Supplied entries →
## begin

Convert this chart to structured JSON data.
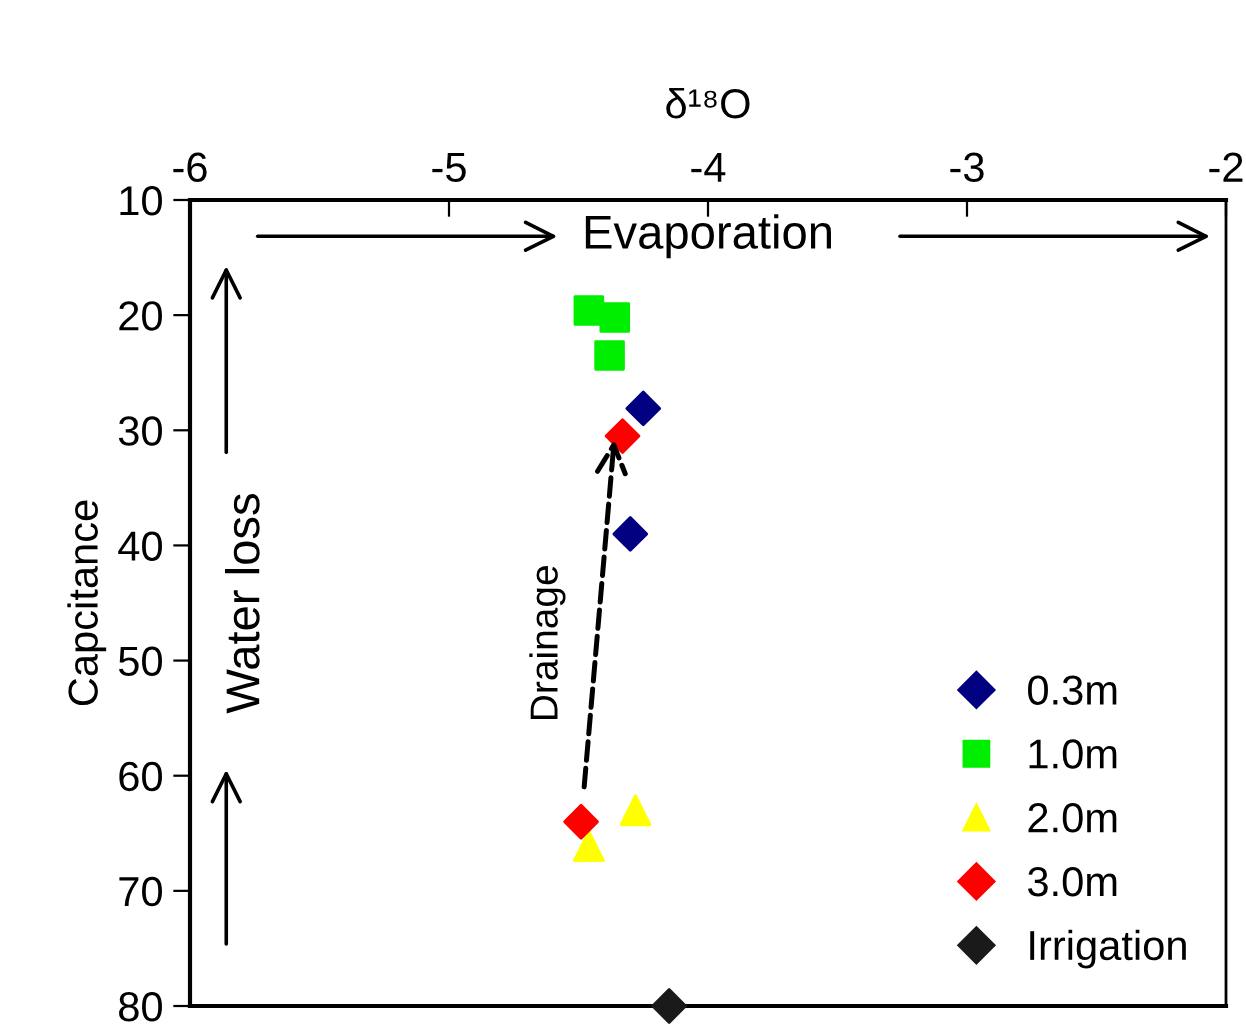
{
  "chart_data": {
    "type": "scatter",
    "xlabel": "δ¹⁸O",
    "ylabel": "Capcitance",
    "xlim": [
      -6,
      -2
    ],
    "xticks": [
      -6,
      -5,
      -4,
      -3,
      -2
    ],
    "ylim": [
      80,
      10
    ],
    "yticks": [
      10,
      20,
      30,
      40,
      50,
      60,
      70,
      80
    ],
    "grid": false,
    "legend": "bottom right",
    "series": [
      {
        "name": "0.3m",
        "color": "#000080",
        "marker": "diamond",
        "x": [
          -4.25,
          -4.3
        ],
        "values": [
          28.1,
          39.0
        ]
      },
      {
        "name": "1.0m",
        "color": "#00ee00",
        "marker": "square",
        "x": [
          -4.46,
          -4.36,
          -4.38
        ],
        "values": [
          19.6,
          20.2,
          23.5
        ]
      },
      {
        "name": "2.0m",
        "color": "#ffff00",
        "marker": "triangle",
        "x": [
          -4.28,
          -4.46
        ],
        "values": [
          63.0,
          66.1
        ]
      },
      {
        "name": "3.0m",
        "color": "#ff0000",
        "marker": "diamond",
        "x": [
          -4.33,
          -4.49
        ],
        "values": [
          30.5,
          64.0
        ]
      },
      {
        "name": "Irrigation",
        "color": "#1a1a1a",
        "marker": "diamond",
        "x": [
          -4.15
        ],
        "values": [
          80
        ]
      }
    ],
    "annotations": [
      "Evaporation",
      "Water loss",
      "Drainage"
    ]
  }
}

## end

Work to be completed → Every entry above is to be set down exactly; the pictures are to be left out.

Solution to this task →
Convert this chart to structured JSON data.
{
  "chart_data": {
    "type": "scatter",
    "xlabel": "δ¹⁸O",
    "ylabel": "Capcitance",
    "xlim": [
      -6,
      -2
    ],
    "xticks": [
      -6,
      -5,
      -4,
      -3,
      -2
    ],
    "ylim": [
      80,
      10
    ],
    "yticks": [
      10,
      20,
      30,
      40,
      50,
      60,
      70,
      80
    ],
    "grid": false,
    "legend": "bottom right",
    "series": [
      {
        "name": "0.3m",
        "color": "#000080",
        "marker": "diamond",
        "x": [
          -4.25,
          -4.3
        ],
        "values": [
          28.1,
          39.0
        ]
      },
      {
        "name": "1.0m",
        "color": "#00ee00",
        "marker": "square",
        "x": [
          -4.46,
          -4.36,
          -4.38
        ],
        "values": [
          19.6,
          20.2,
          23.5
        ]
      },
      {
        "name": "2.0m",
        "color": "#ffff00",
        "marker": "triangle",
        "x": [
          -4.28,
          -4.46
        ],
        "values": [
          63.0,
          66.1
        ]
      },
      {
        "name": "3.0m",
        "color": "#ff0000",
        "marker": "diamond",
        "x": [
          -4.33,
          -4.49
        ],
        "values": [
          30.5,
          64.0
        ]
      },
      {
        "name": "Irrigation",
        "color": "#1a1a1a",
        "marker": "diamond",
        "x": [
          -4.15
        ],
        "values": [
          80
        ]
      }
    ],
    "annotations": [
      "Evaporation",
      "Water loss",
      "Drainage"
    ]
  }
}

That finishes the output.